===== SUPPLIED RECORDS =====

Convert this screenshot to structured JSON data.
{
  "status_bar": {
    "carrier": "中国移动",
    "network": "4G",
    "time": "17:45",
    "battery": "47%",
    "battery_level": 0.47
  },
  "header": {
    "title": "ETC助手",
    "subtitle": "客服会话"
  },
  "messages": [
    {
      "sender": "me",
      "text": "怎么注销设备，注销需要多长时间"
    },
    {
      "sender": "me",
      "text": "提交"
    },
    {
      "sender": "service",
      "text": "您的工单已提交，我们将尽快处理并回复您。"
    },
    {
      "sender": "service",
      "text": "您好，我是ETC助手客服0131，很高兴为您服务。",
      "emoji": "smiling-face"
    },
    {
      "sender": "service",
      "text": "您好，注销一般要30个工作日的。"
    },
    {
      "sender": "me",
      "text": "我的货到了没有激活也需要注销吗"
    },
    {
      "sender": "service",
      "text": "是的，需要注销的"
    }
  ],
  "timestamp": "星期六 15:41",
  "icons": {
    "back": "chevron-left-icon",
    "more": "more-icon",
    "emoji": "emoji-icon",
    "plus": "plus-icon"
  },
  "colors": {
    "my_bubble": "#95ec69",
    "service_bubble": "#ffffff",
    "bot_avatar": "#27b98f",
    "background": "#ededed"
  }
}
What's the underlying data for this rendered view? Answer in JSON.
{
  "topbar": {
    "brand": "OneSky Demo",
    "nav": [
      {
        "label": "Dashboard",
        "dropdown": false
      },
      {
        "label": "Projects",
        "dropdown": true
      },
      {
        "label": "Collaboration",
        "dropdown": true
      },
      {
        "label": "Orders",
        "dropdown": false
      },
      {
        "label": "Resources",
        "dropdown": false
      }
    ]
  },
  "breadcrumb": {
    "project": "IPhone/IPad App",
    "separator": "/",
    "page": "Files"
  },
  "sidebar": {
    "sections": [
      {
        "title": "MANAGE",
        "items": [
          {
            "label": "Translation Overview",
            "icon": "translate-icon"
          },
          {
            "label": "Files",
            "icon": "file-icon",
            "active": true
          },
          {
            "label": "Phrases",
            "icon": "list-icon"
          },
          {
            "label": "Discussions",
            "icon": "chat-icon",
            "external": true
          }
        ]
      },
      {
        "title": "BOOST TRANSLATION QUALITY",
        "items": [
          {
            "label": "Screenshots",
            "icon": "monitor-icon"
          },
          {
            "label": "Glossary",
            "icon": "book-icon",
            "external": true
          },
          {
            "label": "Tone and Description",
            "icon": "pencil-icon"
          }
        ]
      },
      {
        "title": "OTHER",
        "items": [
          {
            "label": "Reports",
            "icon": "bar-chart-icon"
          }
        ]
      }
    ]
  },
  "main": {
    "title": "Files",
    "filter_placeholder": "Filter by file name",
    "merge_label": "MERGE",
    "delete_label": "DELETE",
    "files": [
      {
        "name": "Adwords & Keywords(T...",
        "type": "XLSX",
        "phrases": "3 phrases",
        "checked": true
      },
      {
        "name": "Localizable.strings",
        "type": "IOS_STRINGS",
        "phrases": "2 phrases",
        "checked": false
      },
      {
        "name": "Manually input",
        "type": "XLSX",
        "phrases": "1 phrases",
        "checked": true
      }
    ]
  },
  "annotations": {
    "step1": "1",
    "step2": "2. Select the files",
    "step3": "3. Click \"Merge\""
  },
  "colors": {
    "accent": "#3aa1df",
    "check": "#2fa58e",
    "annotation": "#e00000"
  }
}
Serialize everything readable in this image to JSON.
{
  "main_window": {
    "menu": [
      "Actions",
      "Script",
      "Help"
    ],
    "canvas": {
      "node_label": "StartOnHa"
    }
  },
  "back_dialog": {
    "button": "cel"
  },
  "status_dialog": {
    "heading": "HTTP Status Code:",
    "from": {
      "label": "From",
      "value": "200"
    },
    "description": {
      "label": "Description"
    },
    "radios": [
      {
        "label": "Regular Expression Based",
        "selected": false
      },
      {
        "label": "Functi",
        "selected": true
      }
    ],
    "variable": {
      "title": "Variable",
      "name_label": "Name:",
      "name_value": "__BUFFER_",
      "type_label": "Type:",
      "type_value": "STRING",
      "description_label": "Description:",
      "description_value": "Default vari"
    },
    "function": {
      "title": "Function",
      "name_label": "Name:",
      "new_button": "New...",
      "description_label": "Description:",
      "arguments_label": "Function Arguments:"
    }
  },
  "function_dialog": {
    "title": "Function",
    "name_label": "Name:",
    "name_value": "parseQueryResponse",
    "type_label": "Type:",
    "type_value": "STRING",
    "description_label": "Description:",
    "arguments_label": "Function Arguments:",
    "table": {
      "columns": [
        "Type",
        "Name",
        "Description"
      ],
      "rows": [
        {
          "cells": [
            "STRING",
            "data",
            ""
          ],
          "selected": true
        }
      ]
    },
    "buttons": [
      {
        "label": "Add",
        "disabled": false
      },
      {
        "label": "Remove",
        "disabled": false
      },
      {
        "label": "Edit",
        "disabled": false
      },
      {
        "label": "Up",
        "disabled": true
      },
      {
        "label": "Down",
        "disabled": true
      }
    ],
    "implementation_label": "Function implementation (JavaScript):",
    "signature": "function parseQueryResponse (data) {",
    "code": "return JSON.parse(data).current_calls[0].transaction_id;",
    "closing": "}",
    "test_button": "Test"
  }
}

=====

PROMPT:
Scan the material line by line and report each one that contains "data".

RESPONSE TO THIS EXERCISE:
Convert this screenshot to structured JSON data.
What's the underlying data for this rendered view? Answer in JSON.
            "data",
    "signature": "function parseQueryResponse (data) {",
    "code": "return JSON.parse(data).current_calls[0].transaction_id;",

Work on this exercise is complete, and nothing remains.